begin Dataset records
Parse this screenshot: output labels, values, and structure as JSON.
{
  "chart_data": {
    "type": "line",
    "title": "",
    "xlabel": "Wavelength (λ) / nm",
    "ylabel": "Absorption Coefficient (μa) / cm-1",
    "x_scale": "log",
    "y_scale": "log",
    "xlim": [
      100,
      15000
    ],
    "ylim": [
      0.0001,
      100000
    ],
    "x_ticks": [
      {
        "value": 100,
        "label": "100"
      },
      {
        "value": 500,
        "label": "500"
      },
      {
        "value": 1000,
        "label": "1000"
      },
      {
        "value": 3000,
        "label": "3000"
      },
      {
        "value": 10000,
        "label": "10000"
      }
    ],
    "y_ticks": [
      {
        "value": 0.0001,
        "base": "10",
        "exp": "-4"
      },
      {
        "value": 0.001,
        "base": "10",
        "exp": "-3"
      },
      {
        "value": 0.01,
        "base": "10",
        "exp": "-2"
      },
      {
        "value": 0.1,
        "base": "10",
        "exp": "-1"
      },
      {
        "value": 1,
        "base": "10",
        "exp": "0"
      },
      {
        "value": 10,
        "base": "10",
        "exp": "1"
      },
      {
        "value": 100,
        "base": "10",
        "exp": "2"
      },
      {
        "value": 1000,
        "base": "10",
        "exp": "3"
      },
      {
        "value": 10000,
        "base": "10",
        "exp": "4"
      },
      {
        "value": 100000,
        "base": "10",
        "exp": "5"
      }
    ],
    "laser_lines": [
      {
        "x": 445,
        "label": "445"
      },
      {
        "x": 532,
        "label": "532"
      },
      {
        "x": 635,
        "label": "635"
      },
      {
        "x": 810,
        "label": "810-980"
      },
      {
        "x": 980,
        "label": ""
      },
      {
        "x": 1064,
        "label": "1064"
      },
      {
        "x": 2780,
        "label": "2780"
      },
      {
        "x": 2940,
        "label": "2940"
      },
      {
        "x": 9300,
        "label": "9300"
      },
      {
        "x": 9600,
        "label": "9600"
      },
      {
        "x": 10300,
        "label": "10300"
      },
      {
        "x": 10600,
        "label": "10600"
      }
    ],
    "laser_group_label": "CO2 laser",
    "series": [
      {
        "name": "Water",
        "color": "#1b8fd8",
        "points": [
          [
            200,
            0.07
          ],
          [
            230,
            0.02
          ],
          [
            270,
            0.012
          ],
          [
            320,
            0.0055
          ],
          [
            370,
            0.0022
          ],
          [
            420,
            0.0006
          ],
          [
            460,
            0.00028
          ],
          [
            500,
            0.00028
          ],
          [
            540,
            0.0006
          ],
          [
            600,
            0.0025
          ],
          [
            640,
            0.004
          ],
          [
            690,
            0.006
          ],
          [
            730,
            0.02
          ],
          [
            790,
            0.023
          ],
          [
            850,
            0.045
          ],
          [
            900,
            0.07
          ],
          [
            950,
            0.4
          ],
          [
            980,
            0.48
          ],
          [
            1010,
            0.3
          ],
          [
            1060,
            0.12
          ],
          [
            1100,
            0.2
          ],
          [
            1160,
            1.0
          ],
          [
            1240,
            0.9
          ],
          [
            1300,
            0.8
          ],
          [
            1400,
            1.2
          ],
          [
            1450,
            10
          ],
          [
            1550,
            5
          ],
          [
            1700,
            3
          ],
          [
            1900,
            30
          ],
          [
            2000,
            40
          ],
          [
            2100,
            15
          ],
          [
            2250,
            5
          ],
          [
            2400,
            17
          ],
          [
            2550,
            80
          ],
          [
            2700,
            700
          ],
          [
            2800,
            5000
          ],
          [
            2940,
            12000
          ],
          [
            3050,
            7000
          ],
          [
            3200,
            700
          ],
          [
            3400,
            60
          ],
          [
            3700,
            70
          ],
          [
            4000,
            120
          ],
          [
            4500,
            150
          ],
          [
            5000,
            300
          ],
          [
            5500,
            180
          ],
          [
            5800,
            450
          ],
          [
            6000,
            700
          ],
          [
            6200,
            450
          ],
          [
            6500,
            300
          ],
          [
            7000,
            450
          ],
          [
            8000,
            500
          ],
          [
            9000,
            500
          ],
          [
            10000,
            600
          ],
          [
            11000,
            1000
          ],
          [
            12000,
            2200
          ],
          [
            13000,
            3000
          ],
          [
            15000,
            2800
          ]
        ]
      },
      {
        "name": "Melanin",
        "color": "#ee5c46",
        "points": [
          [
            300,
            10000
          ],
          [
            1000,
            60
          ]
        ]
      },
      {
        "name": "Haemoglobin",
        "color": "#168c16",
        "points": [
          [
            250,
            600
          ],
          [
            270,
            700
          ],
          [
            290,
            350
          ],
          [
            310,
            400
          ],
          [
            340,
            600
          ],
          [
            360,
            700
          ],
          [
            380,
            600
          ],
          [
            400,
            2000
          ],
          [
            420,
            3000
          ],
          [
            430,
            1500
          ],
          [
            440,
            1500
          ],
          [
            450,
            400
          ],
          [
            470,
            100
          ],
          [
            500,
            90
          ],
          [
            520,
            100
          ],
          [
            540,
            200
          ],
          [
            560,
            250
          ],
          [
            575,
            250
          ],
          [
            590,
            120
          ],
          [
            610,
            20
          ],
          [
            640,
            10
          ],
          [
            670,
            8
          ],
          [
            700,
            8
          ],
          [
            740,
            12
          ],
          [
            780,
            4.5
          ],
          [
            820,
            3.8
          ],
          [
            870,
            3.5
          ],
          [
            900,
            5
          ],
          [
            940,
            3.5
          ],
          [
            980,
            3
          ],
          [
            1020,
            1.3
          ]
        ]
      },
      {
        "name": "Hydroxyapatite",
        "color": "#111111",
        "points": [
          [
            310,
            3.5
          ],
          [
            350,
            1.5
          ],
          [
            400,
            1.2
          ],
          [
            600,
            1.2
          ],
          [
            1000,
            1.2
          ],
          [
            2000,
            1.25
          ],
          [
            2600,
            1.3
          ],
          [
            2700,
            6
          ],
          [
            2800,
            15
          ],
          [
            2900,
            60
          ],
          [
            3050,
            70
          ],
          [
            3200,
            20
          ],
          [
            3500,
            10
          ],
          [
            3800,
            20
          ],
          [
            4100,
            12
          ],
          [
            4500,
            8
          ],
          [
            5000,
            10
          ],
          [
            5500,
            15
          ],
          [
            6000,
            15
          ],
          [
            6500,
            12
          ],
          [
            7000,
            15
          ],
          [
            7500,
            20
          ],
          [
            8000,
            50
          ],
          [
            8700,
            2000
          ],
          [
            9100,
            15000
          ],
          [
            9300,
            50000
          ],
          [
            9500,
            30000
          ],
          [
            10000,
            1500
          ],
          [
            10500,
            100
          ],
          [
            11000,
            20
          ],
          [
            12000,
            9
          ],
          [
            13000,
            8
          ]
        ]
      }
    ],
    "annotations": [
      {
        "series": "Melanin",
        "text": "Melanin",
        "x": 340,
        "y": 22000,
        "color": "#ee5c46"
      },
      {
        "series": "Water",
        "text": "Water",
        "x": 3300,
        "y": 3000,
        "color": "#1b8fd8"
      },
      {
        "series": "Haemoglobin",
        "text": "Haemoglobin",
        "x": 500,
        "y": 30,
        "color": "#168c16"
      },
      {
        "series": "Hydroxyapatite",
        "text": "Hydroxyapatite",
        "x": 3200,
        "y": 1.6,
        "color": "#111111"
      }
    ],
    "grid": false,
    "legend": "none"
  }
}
end Dataset records
- **Goal**: Output the full listing exactly as it stands.

- **The answer**:
Parse this screenshot: output labels, values, and structure as JSON.
{
  "chart_data": {
    "type": "line",
    "title": "",
    "xlabel": "Wavelength (λ) / nm",
    "ylabel": "Absorption Coefficient (μa) / cm-1",
    "x_scale": "log",
    "y_scale": "log",
    "xlim": [
      100,
      15000
    ],
    "ylim": [
      0.0001,
      100000
    ],
    "x_ticks": [
      {
        "value": 100,
        "label": "100"
      },
      {
        "value": 500,
        "label": "500"
      },
      {
        "value": 1000,
        "label": "1000"
      },
      {
        "value": 3000,
        "label": "3000"
      },
      {
        "value": 10000,
        "label": "10000"
      }
    ],
    "y_ticks": [
      {
        "value": 0.0001,
        "base": "10",
        "exp": "-4"
      },
      {
        "value": 0.001,
        "base": "10",
        "exp": "-3"
      },
      {
        "value": 0.01,
        "base": "10",
        "exp": "-2"
      },
      {
        "value": 0.1,
        "base": "10",
        "exp": "-1"
      },
      {
        "value": 1,
        "base": "10",
        "exp": "0"
      },
      {
        "value": 10,
        "base": "10",
        "exp": "1"
      },
      {
        "value": 100,
        "base": "10",
        "exp": "2"
      },
      {
        "value": 1000,
        "base": "10",
        "exp": "3"
      },
      {
        "value": 10000,
        "base": "10",
        "exp": "4"
      },
      {
        "value": 100000,
        "base": "10",
        "exp": "5"
      }
    ],
    "laser_lines": [
      {
        "x": 445,
        "label": "445"
      },
      {
        "x": 532,
        "label": "532"
      },
      {
        "x": 635,
        "label": "635"
      },
      {
        "x": 810,
        "label": "810-980"
      },
      {
        "x": 980,
        "label": ""
      },
      {
        "x": 1064,
        "label": "1064"
      },
      {
        "x": 2780,
        "label": "2780"
      },
      {
        "x": 2940,
        "label": "2940"
      },
      {
        "x": 9300,
        "label": "9300"
      },
      {
        "x": 9600,
        "label": "9600"
      },
      {
        "x": 10300,
        "label": "10300"
      },
      {
        "x": 10600,
        "label": "10600"
      }
    ],
    "laser_group_label": "CO2 laser",
    "series": [
      {
        "name": "Water",
        "color": "#1b8fd8",
        "points": [
          [
            200,
            0.07
          ],
          [
            230,
            0.02
          ],
          [
            270,
            0.012
          ],
          [
            320,
            0.0055
          ],
          [
            370,
            0.0022
          ],
          [
            420,
            0.0006
          ],
          [
            460,
            0.00028
          ],
          [
            500,
            0.00028
          ],
          [
            540,
            0.0006
          ],
          [
            600,
            0.0025
          ],
          [
            640,
            0.004
          ],
          [
            690,
            0.006
          ],
          [
            730,
            0.02
          ],
          [
            790,
            0.023
          ],
          [
            850,
            0.045
          ],
          [
            900,
            0.07
          ],
          [
            950,
            0.4
          ],
          [
            980,
            0.48
          ],
          [
            1010,
            0.3
          ],
          [
            1060,
            0.12
          ],
          [
            1100,
            0.2
          ],
          [
            1160,
            1.0
          ],
          [
            1240,
            0.9
          ],
          [
            1300,
            0.8
          ],
          [
            1400,
            1.2
          ],
          [
            1450,
            10
          ],
          [
            1550,
            5
          ],
          [
            1700,
            3
          ],
          [
            1900,
            30
          ],
          [
            2000,
            40
          ],
          [
            2100,
            15
          ],
          [
            2250,
            5
          ],
          [
            2400,
            17
          ],
          [
            2550,
            80
          ],
          [
            2700,
            700
          ],
          [
            2800,
            5000
          ],
          [
            2940,
            12000
          ],
          [
            3050,
            7000
          ],
          [
            3200,
            700
          ],
          [
            3400,
            60
          ],
          [
            3700,
            70
          ],
          [
            4000,
            120
          ],
          [
            4500,
            150
          ],
          [
            5000,
            300
          ],
          [
            5500,
            180
          ],
          [
            5800,
            450
          ],
          [
            6000,
            700
          ],
          [
            6200,
            450
          ],
          [
            6500,
            300
          ],
          [
            7000,
            450
          ],
          [
            8000,
            500
          ],
          [
            9000,
            500
          ],
          [
            10000,
            600
          ],
          [
            11000,
            1000
          ],
          [
            12000,
            2200
          ],
          [
            13000,
            3000
          ],
          [
            15000,
            2800
          ]
        ]
      },
      {
        "name": "Melanin",
        "color": "#ee5c46",
        "points": [
          [
            300,
            10000
          ],
          [
            1000,
            60
          ]
        ]
      },
      {
        "name": "Haemoglobin",
        "color": "#168c16",
        "points": [
          [
            250,
            600
          ],
          [
            270,
            700
          ],
          [
            290,
            350
          ],
          [
            310,
            400
          ],
          [
            340,
            600
          ],
          [
            360,
            700
          ],
          [
            380,
            600
          ],
          [
            400,
            2000
          ],
          [
            420,
            3000
          ],
          [
            430,
            1500
          ],
          [
            440,
            1500
          ],
          [
            450,
            400
          ],
          [
            470,
            100
          ],
          [
            500,
            90
          ],
          [
            520,
            100
          ],
          [
            540,
            200
          ],
          [
            560,
            250
          ],
          [
            575,
            250
          ],
          [
            590,
            120
          ],
          [
            610,
            20
          ],
          [
            640,
            10
          ],
          [
            670,
            8
          ],
          [
            700,
            8
          ],
          [
            740,
            12
          ],
          [
            780,
            4.5
          ],
          [
            820,
            3.8
          ],
          [
            870,
            3.5
          ],
          [
            900,
            5
          ],
          [
            940,
            3.5
          ],
          [
            980,
            3
          ],
          [
            1020,
            1.3
          ]
        ]
      },
      {
        "name": "Hydroxyapatite",
        "color": "#111111",
        "points": [
          [
            310,
            3.5
          ],
          [
            350,
            1.5
          ],
          [
            400,
            1.2
          ],
          [
            600,
            1.2
          ],
          [
            1000,
            1.2
          ],
          [
            2000,
            1.25
          ],
          [
            2600,
            1.3
          ],
          [
            2700,
            6
          ],
          [
            2800,
            15
          ],
          [
            2900,
            60
          ],
          [
            3050,
            70
          ],
          [
            3200,
            20
          ],
          [
            3500,
            10
          ],
          [
            3800,
            20
          ],
          [
            4100,
            12
          ],
          [
            4500,
            8
          ],
          [
            5000,
            10
          ],
          [
            5500,
            15
          ],
          [
            6000,
            15
          ],
          [
            6500,
            12
          ],
          [
            7000,
            15
          ],
          [
            7500,
            20
          ],
          [
            8000,
            50
          ],
          [
            8700,
            2000
          ],
          [
            9100,
            15000
          ],
          [
            9300,
            50000
          ],
          [
            9500,
            30000
          ],
          [
            10000,
            1500
          ],
          [
            10500,
            100
          ],
          [
            11000,
            20
          ],
          [
            12000,
            9
          ],
          [
            13000,
            8
          ]
        ]
      }
    ],
    "annotations": [
      {
        "series": "Melanin",
        "text": "Melanin",
        "x": 340,
        "y": 22000,
        "color": "#ee5c46"
      },
      {
        "series": "Water",
        "text": "Water",
        "x": 3300,
        "y": 3000,
        "color": "#1b8fd8"
      },
      {
        "series": "Haemoglobin",
        "text": "Haemoglobin",
        "x": 500,
        "y": 30,
        "color": "#168c16"
      },
      {
        "series": "Hydroxyapatite",
        "text": "Hydroxyapatite",
        "x": 3200,
        "y": 1.6,
        "color": "#111111"
      }
    ],
    "grid": false,
    "legend": "none"
  }
}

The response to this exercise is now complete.